BEGIN Dataset content

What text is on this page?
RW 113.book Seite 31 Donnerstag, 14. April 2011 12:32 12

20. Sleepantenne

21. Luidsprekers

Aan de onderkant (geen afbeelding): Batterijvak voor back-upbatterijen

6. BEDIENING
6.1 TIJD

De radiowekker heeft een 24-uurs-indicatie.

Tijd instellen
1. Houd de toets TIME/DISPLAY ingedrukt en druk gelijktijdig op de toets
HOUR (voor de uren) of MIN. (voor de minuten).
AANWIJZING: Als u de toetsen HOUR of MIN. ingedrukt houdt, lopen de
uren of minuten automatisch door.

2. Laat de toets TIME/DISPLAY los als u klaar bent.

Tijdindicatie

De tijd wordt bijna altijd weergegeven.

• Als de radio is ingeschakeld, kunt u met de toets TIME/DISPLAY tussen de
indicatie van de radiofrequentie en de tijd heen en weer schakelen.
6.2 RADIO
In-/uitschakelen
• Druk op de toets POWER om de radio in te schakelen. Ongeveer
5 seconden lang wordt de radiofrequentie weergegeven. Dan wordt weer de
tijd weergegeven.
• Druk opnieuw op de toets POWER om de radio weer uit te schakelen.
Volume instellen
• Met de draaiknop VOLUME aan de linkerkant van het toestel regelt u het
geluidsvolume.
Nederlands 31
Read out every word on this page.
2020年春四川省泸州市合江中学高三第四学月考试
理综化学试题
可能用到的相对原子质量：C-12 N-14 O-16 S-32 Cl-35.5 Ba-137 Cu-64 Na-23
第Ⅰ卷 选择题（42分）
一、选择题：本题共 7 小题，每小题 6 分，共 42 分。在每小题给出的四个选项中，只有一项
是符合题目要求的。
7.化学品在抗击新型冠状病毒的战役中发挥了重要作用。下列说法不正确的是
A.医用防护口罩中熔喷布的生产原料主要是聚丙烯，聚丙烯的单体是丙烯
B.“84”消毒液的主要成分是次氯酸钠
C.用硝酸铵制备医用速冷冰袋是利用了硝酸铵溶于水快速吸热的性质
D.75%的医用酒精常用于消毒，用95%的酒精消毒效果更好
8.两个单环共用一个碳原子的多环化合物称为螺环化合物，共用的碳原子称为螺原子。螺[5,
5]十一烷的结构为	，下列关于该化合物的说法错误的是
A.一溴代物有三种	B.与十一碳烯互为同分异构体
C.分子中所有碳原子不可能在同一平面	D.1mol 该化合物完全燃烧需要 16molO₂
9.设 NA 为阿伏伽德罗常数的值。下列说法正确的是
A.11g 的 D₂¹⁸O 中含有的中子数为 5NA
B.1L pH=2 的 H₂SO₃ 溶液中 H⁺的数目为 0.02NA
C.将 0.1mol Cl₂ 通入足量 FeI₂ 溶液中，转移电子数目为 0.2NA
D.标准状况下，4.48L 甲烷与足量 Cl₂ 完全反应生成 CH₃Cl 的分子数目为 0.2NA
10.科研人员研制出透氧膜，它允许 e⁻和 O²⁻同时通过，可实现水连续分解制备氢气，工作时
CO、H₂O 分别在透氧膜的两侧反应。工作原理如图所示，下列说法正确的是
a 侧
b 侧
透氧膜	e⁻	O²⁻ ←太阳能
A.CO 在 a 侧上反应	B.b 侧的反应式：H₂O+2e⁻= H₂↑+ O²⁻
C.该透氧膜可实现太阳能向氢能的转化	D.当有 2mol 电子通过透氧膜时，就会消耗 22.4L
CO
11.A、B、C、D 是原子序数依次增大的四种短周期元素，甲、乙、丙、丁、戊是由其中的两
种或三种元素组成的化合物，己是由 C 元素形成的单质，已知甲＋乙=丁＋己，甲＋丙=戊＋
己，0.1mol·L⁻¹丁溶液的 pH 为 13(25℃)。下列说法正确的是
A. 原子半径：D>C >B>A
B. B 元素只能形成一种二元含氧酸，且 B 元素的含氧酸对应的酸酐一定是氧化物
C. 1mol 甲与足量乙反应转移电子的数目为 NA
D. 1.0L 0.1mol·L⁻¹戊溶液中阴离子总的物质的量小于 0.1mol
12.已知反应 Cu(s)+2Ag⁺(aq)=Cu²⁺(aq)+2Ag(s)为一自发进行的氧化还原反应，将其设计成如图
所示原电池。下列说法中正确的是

END Dataset content

◆ Your goal
Your task is to print the whole listing again exactly.

◆ The output
What text is on this page?
RW 113.book Seite 31 Donnerstag, 14. April 2011 12:32 12

20. Sleepantenne

21. Luidsprekers

Aan de onderkant (geen afbeelding): Batterijvak voor back-upbatterijen

6. BEDIENING
6.1 TIJD

De radiowekker heeft een 24-uurs-indicatie.

Tijd instellen
1. Houd de toets TIME/DISPLAY ingedrukt en druk gelijktijdig op de toets
HOUR (voor de uren) of MIN. (voor de minuten).
AANWIJZING: Als u de toetsen HOUR of MIN. ingedrukt houdt, lopen de
uren of minuten automatisch door.

2. Laat de toets TIME/DISPLAY los als u klaar bent.

Tijdindicatie

De tijd wordt bijna altijd weergegeven.

• Als de radio is ingeschakeld, kunt u met de toets TIME/DISPLAY tussen de
indicatie van de radiofrequentie en de tijd heen en weer schakelen.
6.2 RADIO
In-/uitschakelen
• Druk op de toets POWER om de radio in te schakelen. Ongeveer
5 seconden lang wordt de radiofrequentie weergegeven. Dan wordt weer de
tijd weergegeven.
• Druk opnieuw op de toets POWER om de radio weer uit te schakelen.
Volume instellen
• Met de draaiknop VOLUME aan de linkerkant van het toestel regelt u het
geluidsvolume.
Nederlands 31
Read out every word on this page.
2020年春四川省泸州市合江中学高三第四学月考试
理综化学试题
可能用到的相对原子质量：C-12 N-14 O-16 S-32 Cl-35.5 Ba-137 Cu-64 Na-23
第Ⅰ卷 选择题（42分）
一、选择题：本题共 7 小题，每小题 6 分，共 42 分。在每小题给出的四个选项中，只有一项
是符合题目要求的。
7.化学品在抗击新型冠状病毒的战役中发挥了重要作用。下列说法不正确的是
A.医用防护口罩中熔喷布的生产原料主要是聚丙烯，聚丙烯的单体是丙烯
B.“84”消毒液的主要成分是次氯酸钠
C.用硝酸铵制备医用速冷冰袋是利用了硝酸铵溶于水快速吸热的性质
D.75%的医用酒精常用于消毒，用95%的酒精消毒效果更好
8.两个单环共用一个碳原子的多环化合物称为螺环化合物，共用的碳原子称为螺原子。螺[5,
5]十一烷的结构为	，下列关于该化合物的说法错误的是
A.一溴代物有三种	B.与十一碳烯互为同分异构体
C.分子中所有碳原子不可能在同一平面	D.1mol 该化合物完全燃烧需要 16molO₂
9.设 NA 为阿伏伽德罗常数的值。下列说法正确的是
A.11g 的 D₂¹⁸O 中含有的中子数为 5NA
B.1L pH=2 的 H₂SO₃ 溶液中 H⁺的数目为 0.02NA
C.将 0.1mol Cl₂ 通入足量 FeI₂ 溶液中，转移电子数目为 0.2NA
D.标准状况下，4.48L 甲烷与足量 Cl₂ 完全反应生成 CH₃Cl 的分子数目为 0.2NA
10.科研人员研制出透氧膜，它允许 e⁻和 O²⁻同时通过，可实现水连续分解制备氢气，工作时
CO、H₂O 分别在透氧膜的两侧反应。工作原理如图所示，下列说法正确的是
a 侧
b 侧
透氧膜	e⁻	O²⁻ ←太阳能
A.CO 在 a 侧上反应	B.b 侧的反应式：H₂O+2e⁻= H₂↑+ O²⁻
C.该透氧膜可实现太阳能向氢能的转化	D.当有 2mol 电子通过透氧膜时，就会消耗 22.4L
CO
11.A、B、C、D 是原子序数依次增大的四种短周期元素，甲、乙、丙、丁、戊是由其中的两
种或三种元素组成的化合物，己是由 C 元素形成的单质，已知甲＋乙=丁＋己，甲＋丙=戊＋
己，0.1mol·L⁻¹丁溶液的 pH 为 13(25℃)。下列说法正确的是
A. 原子半径：D>C >B>A
B. B 元素只能形成一种二元含氧酸，且 B 元素的含氧酸对应的酸酐一定是氧化物
C. 1mol 甲与足量乙反应转移电子的数目为 NA
D. 1.0L 0.1mol·L⁻¹戊溶液中阴离子总的物质的量小于 0.1mol
12.已知反应 Cu(s)+2Ag⁺(aq)=Cu²⁺(aq)+2Ag(s)为一自发进行的氧化还原反应，将其设计成如图
所示原电池。下列说法中正确的是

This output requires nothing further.